§ **Source data**:
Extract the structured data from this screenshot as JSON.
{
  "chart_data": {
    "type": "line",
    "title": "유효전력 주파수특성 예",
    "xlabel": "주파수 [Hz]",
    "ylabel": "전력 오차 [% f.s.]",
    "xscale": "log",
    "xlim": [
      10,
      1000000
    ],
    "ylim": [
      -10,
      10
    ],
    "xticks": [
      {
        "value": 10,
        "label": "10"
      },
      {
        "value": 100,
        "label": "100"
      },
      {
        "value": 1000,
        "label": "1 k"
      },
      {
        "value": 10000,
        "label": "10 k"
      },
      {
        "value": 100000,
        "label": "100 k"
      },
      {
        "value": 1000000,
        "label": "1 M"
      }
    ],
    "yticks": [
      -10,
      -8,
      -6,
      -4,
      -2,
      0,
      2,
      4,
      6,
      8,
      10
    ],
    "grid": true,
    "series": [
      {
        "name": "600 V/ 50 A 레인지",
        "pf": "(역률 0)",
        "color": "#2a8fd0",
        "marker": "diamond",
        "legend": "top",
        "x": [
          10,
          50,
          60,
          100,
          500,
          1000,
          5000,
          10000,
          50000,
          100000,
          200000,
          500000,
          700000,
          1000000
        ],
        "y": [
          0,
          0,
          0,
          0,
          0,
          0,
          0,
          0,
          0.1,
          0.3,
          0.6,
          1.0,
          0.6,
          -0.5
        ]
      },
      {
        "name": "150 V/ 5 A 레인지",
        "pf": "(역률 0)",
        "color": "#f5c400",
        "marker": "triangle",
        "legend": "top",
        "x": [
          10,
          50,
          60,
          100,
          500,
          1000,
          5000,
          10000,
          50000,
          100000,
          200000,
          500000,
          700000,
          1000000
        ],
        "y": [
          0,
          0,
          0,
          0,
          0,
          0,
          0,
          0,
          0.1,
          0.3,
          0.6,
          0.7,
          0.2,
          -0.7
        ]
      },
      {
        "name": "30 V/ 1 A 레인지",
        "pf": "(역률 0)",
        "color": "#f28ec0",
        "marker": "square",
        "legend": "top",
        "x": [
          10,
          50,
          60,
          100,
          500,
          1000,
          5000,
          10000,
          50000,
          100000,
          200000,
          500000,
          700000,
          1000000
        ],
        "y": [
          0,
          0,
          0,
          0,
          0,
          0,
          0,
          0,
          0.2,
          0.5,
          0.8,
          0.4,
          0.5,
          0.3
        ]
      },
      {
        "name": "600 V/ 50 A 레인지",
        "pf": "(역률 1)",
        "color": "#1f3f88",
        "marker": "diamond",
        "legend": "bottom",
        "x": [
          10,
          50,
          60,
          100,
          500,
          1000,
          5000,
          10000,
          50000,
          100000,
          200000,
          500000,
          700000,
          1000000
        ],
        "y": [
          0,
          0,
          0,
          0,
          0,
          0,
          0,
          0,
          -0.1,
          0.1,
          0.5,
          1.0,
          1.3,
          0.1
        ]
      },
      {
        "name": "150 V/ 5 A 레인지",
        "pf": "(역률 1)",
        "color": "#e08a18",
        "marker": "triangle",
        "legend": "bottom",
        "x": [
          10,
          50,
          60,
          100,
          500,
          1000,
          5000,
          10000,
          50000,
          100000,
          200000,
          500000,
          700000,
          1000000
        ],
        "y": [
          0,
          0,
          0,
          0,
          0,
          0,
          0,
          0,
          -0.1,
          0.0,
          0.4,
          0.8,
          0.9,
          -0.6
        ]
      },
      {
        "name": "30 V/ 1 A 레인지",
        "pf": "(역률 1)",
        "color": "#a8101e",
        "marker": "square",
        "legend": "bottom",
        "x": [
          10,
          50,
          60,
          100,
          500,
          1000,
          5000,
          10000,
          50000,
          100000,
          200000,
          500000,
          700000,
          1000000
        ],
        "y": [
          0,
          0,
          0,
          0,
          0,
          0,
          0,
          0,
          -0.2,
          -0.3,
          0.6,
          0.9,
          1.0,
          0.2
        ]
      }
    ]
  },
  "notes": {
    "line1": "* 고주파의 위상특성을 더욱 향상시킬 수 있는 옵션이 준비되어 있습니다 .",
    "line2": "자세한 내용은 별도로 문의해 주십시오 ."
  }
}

§ **WHAT YOU NEED TO DO**: Find each line in the records holding the string "value" and show it.

§ **WRITTEN REPLY**:
        "value": 10,
        "value": 100,
        "value": 1000,
        "value": 10000,
        "value": 100000,
        "value": 1000000,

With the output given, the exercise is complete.